#### [Stated exercise]
Your task is to repeat the entries underneath exactly, minus the pictures.

================

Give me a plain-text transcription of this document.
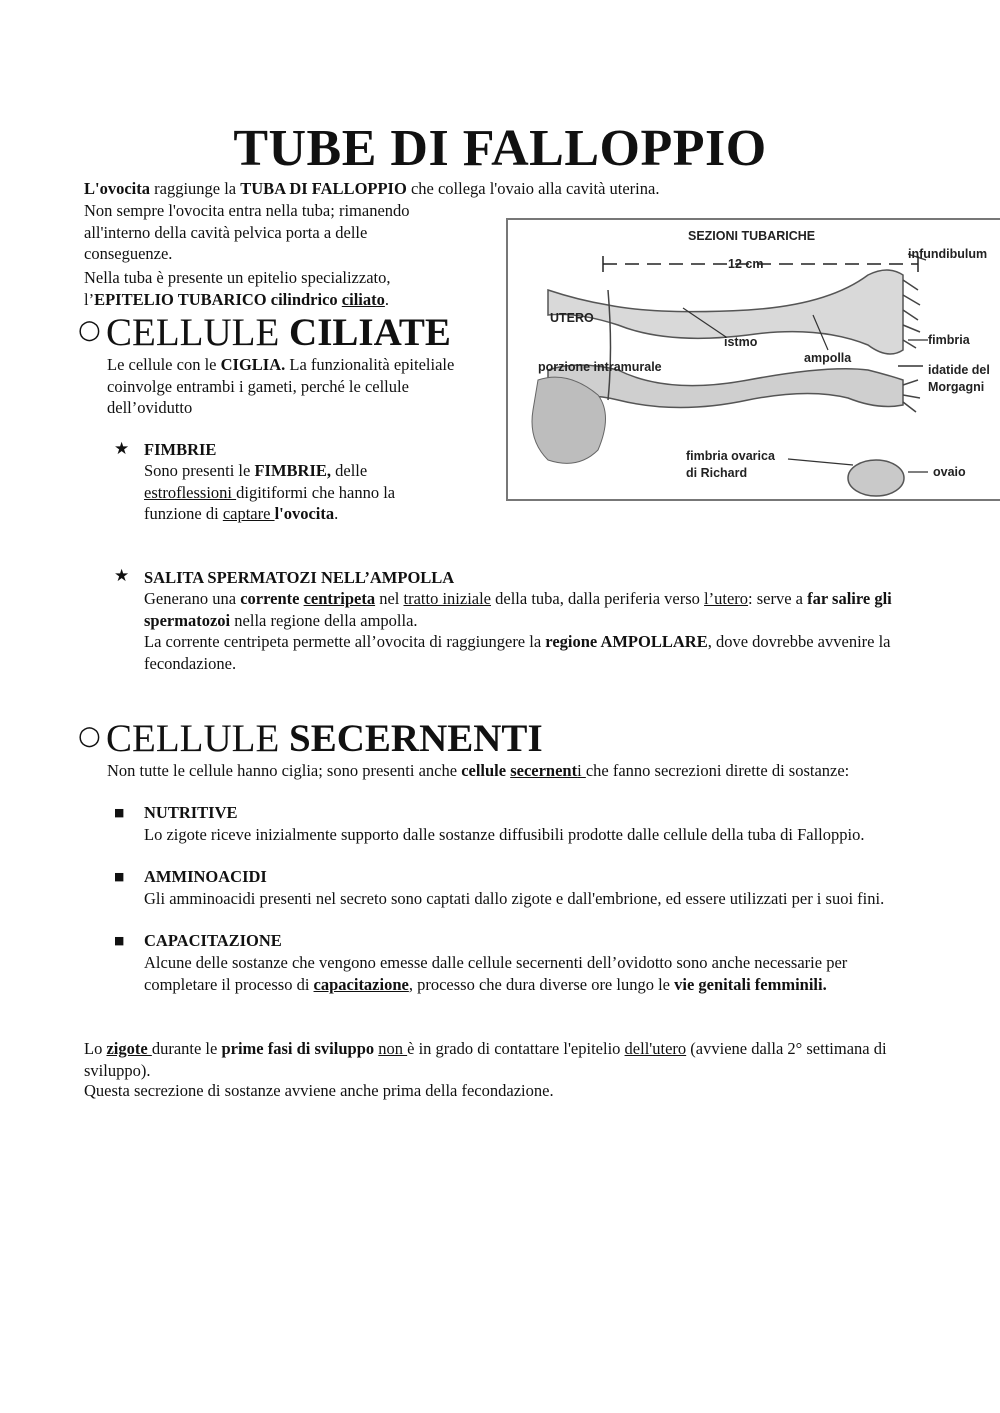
TUBE DI FALLOPPIO
L'ovocita raggiunge la TUBA DI FALLOPPIO che collega l'ovaio alla cavità uterina.
Non sempre l'ovocita entra nella tuba; rimanendo all'interno della cavità pelvica porta a delle conseguenze.
Nella tuba è presente un epitelio specializzato, l’EPITELIO TUBARICO cilindrico ciliato.
SEZIONI TUBARICHE
12 cm
infundibulum
UTERO
istmo	fimbria
ampolla
porzione intramurale	idatide del
Morgagni
fimbria ovarica
di Richard	ovaio
○ CELLULE CILIATE
Le cellule con le CIGLIA. La funzionalità epiteliale coinvolge entrambi i gameti, perché le cellule dell’ovidutto
★ FIMBRIE
Sono presenti le FIMBRIE, delle estroflessioni digitiformi che hanno la funzione di captare l'ovocita.
★ SALITA SPERMATOZI NELL’AMPOLLA
Generano una corrente centripeta nel tratto iniziale della tuba, dalla periferia verso l’utero: serve a far salire gli spermatozoi nella regione della ampolla.
La corrente centripeta permette all’ovocita di raggiungere la regione AMPOLLARE, dove dovrebbe avvenire la fecondazione.
○ CELLULE SECERNENTI
Non tutte le cellule hanno ciglia; sono presenti anche cellule secernenti che fanno secrezioni dirette di sostanze:
■ NUTRITIVE
Lo zigote riceve inizialmente supporto dalle sostanze diffusibili prodotte dalle cellule della tuba di Falloppio.
■ AMMINOACIDI
Gli amminoacidi presenti nel secreto sono captati dallo zigote e dall'embrione, ed essere utilizzati per i suoi fini.
■ CAPACITAZIONE
Alcune delle sostanze che vengono emesse dalle cellule secernenti dell’ovidotto sono anche necessarie per completare il processo di capacitazione, processo che dura diverse ore lungo le vie genitali femminili.
Lo zigote durante le prime fasi di sviluppo non è in grado di contattare l'epitelio dell'utero (avviene dalla 2° settimana di sviluppo).
Questa secrezione di sostanze avviene anche prima della fecondazione.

================

#### [Result of this exercise]
Give me a plain-text transcription of this document.
TUBE DI FALLOPPIO
L'ovocita raggiunge la TUBA DI FALLOPPIO che collega l'ovaio alla cavità uterina.
Non sempre l'ovocita entra nella tuba; rimanendo all'interno della cavità pelvica porta a delle conseguenze.
Nella tuba è presente un epitelio specializzato, l’EPITELIO TUBARICO cilindrico ciliato.
SEZIONI TUBARICHE
12 cm
infundibulum
UTERO
istmo	fimbria
ampolla
porzione intramurale	idatide del
Morgagni
fimbria ovarica
di Richard	ovaio
○ CELLULE CILIATE
Le cellule con le CIGLIA. La funzionalità epiteliale coinvolge entrambi i gameti, perché le cellule dell’ovidutto
★ FIMBRIE
Sono presenti le FIMBRIE, delle estroflessioni digitiformi che hanno la funzione di captare l'ovocita.
★ SALITA SPERMATOZI NELL’AMPOLLA
Generano una corrente centripeta nel tratto iniziale della tuba, dalla periferia verso l’utero: serve a far salire gli spermatozoi nella regione della ampolla.
La corrente centripeta permette all’ovocita di raggiungere la regione AMPOLLARE, dove dovrebbe avvenire la fecondazione.
○ CELLULE SECERNENTI
Non tutte le cellule hanno ciglia; sono presenti anche cellule secernenti che fanno secrezioni dirette di sostanze:
■ NUTRITIVE
Lo zigote riceve inizialmente supporto dalle sostanze diffusibili prodotte dalle cellule della tuba di Falloppio.
■ AMMINOACIDI
Gli amminoacidi presenti nel secreto sono captati dallo zigote e dall'embrione, ed essere utilizzati per i suoi fini.
■ CAPACITAZIONE
Alcune delle sostanze che vengono emesse dalle cellule secernenti dell’ovidotto sono anche necessarie per completare il processo di capacitazione, processo che dura diverse ore lungo le vie genitali femminili.
Lo zigote durante le prime fasi di sviluppo non è in grado di contattare l'epitelio dell'utero (avviene dalla 2° settimana di sviluppo).
Questa secrezione di sostanze avviene anche prima della fecondazione.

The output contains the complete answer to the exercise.